The complete listing should be restated exactly.
═══ Dataset extract
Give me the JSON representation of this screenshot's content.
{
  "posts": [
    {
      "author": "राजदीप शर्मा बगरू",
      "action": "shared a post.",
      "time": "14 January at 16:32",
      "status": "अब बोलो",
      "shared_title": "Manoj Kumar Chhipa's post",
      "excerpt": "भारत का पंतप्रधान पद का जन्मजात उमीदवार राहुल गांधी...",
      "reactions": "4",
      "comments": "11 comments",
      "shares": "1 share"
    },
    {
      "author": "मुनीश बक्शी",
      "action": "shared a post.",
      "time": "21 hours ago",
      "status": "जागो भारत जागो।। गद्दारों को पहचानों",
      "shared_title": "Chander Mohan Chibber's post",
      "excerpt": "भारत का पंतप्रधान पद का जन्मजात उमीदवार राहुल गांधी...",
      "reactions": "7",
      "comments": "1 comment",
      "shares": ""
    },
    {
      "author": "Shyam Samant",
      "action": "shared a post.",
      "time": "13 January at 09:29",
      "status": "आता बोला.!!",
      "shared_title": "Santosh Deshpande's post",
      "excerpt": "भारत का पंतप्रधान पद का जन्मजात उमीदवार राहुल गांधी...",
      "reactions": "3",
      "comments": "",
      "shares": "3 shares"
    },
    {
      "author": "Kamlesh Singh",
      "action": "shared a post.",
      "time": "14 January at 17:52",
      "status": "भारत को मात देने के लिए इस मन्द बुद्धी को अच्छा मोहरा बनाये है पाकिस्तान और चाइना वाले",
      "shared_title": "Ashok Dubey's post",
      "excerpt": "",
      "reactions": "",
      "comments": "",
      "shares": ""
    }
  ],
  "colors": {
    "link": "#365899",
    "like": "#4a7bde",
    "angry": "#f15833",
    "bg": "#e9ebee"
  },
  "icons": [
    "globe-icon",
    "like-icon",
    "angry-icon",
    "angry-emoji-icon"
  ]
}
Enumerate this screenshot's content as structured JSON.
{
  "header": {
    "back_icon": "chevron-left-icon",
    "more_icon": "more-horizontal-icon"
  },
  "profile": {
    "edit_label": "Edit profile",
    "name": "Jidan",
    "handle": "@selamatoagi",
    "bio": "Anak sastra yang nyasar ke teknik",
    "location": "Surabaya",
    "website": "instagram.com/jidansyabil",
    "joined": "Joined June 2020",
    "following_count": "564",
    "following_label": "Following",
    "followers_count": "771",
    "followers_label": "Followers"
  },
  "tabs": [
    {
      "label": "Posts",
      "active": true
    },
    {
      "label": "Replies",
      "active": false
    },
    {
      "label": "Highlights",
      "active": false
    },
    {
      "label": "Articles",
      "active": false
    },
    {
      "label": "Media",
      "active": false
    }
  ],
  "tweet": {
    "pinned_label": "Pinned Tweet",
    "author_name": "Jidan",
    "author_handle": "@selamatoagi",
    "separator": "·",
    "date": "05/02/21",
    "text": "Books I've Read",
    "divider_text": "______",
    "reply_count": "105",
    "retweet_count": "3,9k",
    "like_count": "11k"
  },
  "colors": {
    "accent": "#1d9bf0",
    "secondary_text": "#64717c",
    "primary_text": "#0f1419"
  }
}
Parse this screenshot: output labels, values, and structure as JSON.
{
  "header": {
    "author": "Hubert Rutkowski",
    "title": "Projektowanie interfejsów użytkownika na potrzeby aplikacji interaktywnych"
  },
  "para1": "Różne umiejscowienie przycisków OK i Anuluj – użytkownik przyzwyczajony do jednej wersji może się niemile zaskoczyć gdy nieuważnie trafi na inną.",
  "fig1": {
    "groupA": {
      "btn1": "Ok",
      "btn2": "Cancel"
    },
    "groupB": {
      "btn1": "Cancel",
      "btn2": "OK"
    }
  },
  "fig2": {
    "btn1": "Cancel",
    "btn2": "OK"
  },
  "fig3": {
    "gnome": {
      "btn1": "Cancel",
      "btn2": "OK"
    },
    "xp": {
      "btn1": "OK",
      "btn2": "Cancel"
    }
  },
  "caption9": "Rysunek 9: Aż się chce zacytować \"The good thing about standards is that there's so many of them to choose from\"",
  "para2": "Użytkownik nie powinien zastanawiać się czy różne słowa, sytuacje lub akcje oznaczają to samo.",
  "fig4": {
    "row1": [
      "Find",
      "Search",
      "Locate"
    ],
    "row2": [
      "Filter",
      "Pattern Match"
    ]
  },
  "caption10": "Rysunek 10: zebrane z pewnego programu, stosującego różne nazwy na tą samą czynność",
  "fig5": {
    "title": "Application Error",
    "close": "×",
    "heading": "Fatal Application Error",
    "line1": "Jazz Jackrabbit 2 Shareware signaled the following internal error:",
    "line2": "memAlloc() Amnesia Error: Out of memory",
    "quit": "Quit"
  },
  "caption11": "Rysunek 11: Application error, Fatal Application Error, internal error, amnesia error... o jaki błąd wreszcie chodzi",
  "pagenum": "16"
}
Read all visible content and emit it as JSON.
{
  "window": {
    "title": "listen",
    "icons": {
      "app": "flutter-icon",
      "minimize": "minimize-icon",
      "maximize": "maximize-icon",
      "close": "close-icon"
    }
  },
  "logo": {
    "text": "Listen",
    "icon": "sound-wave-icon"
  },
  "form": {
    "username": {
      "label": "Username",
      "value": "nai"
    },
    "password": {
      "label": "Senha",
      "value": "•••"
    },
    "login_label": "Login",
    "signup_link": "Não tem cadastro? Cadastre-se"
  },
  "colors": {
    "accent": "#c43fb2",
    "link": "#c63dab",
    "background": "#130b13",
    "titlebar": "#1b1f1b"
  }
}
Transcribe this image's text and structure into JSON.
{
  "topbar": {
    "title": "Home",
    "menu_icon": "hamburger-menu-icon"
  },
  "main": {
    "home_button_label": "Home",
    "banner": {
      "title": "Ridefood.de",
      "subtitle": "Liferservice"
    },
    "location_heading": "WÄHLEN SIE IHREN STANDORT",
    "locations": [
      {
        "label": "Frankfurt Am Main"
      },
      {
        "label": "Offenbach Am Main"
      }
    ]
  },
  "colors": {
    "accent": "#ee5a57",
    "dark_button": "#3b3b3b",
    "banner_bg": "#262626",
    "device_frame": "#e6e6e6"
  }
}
══════
• _Solution for this exercise_:
Give me the JSON representation of this screenshot's content.
{
  "posts": [
    {
      "author": "राजदीप शर्मा बगरू",
      "action": "shared a post.",
      "time": "14 January at 16:32",
      "status": "अब बोलो",
      "shared_title": "Manoj Kumar Chhipa's post",
      "excerpt": "भारत का पंतप्रधान पद का जन्मजात उमीदवार राहुल गांधी...",
      "reactions": "4",
      "comments": "11 comments",
      "shares": "1 share"
    },
    {
      "author": "मुनीश बक्शी",
      "action": "shared a post.",
      "time": "21 hours ago",
      "status": "जागो भारत जागो।। गद्दारों को पहचानों",
      "shared_title": "Chander Mohan Chibber's post",
      "excerpt": "भारत का पंतप्रधान पद का जन्मजात उमीदवार राहुल गांधी...",
      "reactions": "7",
      "comments": "1 comment",
      "shares": ""
    },
    {
      "author": "Shyam Samant",
      "action": "shared a post.",
      "time": "13 January at 09:29",
      "status": "आता बोला.!!",
      "shared_title": "Santosh Deshpande's post",
      "excerpt": "भारत का पंतप्रधान पद का जन्मजात उमीदवार राहुल गांधी...",
      "reactions": "3",
      "comments": "",
      "shares": "3 shares"
    },
    {
      "author": "Kamlesh Singh",
      "action": "shared a post.",
      "time": "14 January at 17:52",
      "status": "भारत को मात देने के लिए इस मन्द बुद्धी को अच्छा मोहरा बनाये है पाकिस्तान और चाइना वाले",
      "shared_title": "Ashok Dubey's post",
      "excerpt": "",
      "reactions": "",
      "comments": "",
      "shares": ""
    }
  ],
  "colors": {
    "link": "#365899",
    "like": "#4a7bde",
    "angry": "#f15833",
    "bg": "#e9ebee"
  },
  "icons": [
    "globe-icon",
    "like-icon",
    "angry-icon",
    "angry-emoji-icon"
  ]
}
Enumerate this screenshot's content as structured JSON.
{
  "header": {
    "back_icon": "chevron-left-icon",
    "more_icon": "more-horizontal-icon"
  },
  "profile": {
    "edit_label": "Edit profile",
    "name": "Jidan",
    "handle": "@selamatoagi",
    "bio": "Anak sastra yang nyasar ke teknik",
    "location": "Surabaya",
    "website": "instagram.com/jidansyabil",
    "joined": "Joined June 2020",
    "following_count": "564",
    "following_label": "Following",
    "followers_count": "771",
    "followers_label": "Followers"
  },
  "tabs": [
    {
      "label": "Posts",
      "active": true
    },
    {
      "label": "Replies",
      "active": false
    },
    {
      "label": "Highlights",
      "active": false
    },
    {
      "label": "Articles",
      "active": false
    },
    {
      "label": "Media",
      "active": false
    }
  ],
  "tweet": {
    "pinned_label": "Pinned Tweet",
    "author_name": "Jidan",
    "author_handle": "@selamatoagi",
    "separator": "·",
    "date": "05/02/21",
    "text": "Books I've Read",
    "divider_text": "______",
    "reply_count": "105",
    "retweet_count": "3,9k",
    "like_count": "11k"
  },
  "colors": {
    "accent": "#1d9bf0",
    "secondary_text": "#64717c",
    "primary_text": "#0f1419"
  }
}
Parse this screenshot: output labels, values, and structure as JSON.
{
  "header": {
    "author": "Hubert Rutkowski",
    "title": "Projektowanie interfejsów użytkownika na potrzeby aplikacji interaktywnych"
  },
  "para1": "Różne umiejscowienie przycisków OK i Anuluj – użytkownik przyzwyczajony do jednej wersji może się niemile zaskoczyć gdy nieuważnie trafi na inną.",
  "fig1": {
    "groupA": {
      "btn1": "Ok",
      "btn2": "Cancel"
    },
    "groupB": {
      "btn1": "Cancel",
      "btn2": "OK"
    }
  },
  "fig2": {
    "btn1": "Cancel",
    "btn2": "OK"
  },
  "fig3": {
    "gnome": {
      "btn1": "Cancel",
      "btn2": "OK"
    },
    "xp": {
      "btn1": "OK",
      "btn2": "Cancel"
    }
  },
  "caption9": "Rysunek 9: Aż się chce zacytować \"The good thing about standards is that there's so many of them to choose from\"",
  "para2": "Użytkownik nie powinien zastanawiać się czy różne słowa, sytuacje lub akcje oznaczają to samo.",
  "fig4": {
    "row1": [
      "Find",
      "Search",
      "Locate"
    ],
    "row2": [
      "Filter",
      "Pattern Match"
    ]
  },
  "caption10": "Rysunek 10: zebrane z pewnego programu, stosującego różne nazwy na tą samą czynność",
  "fig5": {
    "title": "Application Error",
    "close": "×",
    "heading": "Fatal Application Error",
    "line1": "Jazz Jackrabbit 2 Shareware signaled the following internal error:",
    "line2": "memAlloc() Amnesia Error: Out of memory",
    "quit": "Quit"
  },
  "caption11": "Rysunek 11: Application error, Fatal Application Error, internal error, amnesia error... o jaki błąd wreszcie chodzi",
  "pagenum": "16"
}
Read all visible content and emit it as JSON.
{
  "window": {
    "title": "listen",
    "icons": {
      "app": "flutter-icon",
      "minimize": "minimize-icon",
      "maximize": "maximize-icon",
      "close": "close-icon"
    }
  },
  "logo": {
    "text": "Listen",
    "icon": "sound-wave-icon"
  },
  "form": {
    "username": {
      "label": "Username",
      "value": "nai"
    },
    "password": {
      "label": "Senha",
      "value": "•••"
    },
    "login_label": "Login",
    "signup_link": "Não tem cadastro? Cadastre-se"
  },
  "colors": {
    "accent": "#c43fb2",
    "link": "#c63dab",
    "background": "#130b13",
    "titlebar": "#1b1f1b"
  }
}
Transcribe this image's text and structure into JSON.
{
  "topbar": {
    "title": "Home",
    "menu_icon": "hamburger-menu-icon"
  },
  "main": {
    "home_button_label": "Home",
    "banner": {
      "title": "Ridefood.de",
      "subtitle": "Liferservice"
    },
    "location_heading": "WÄHLEN SIE IHREN STANDORT",
    "locations": [
      {
        "label": "Frankfurt Am Main"
      },
      {
        "label": "Offenbach Am Main"
      }
    ]
  },
  "colors": {
    "accent": "#ee5a57",
    "dark_button": "#3b3b3b",
    "banner_bg": "#262626",
    "device_frame": "#e6e6e6"
  }
}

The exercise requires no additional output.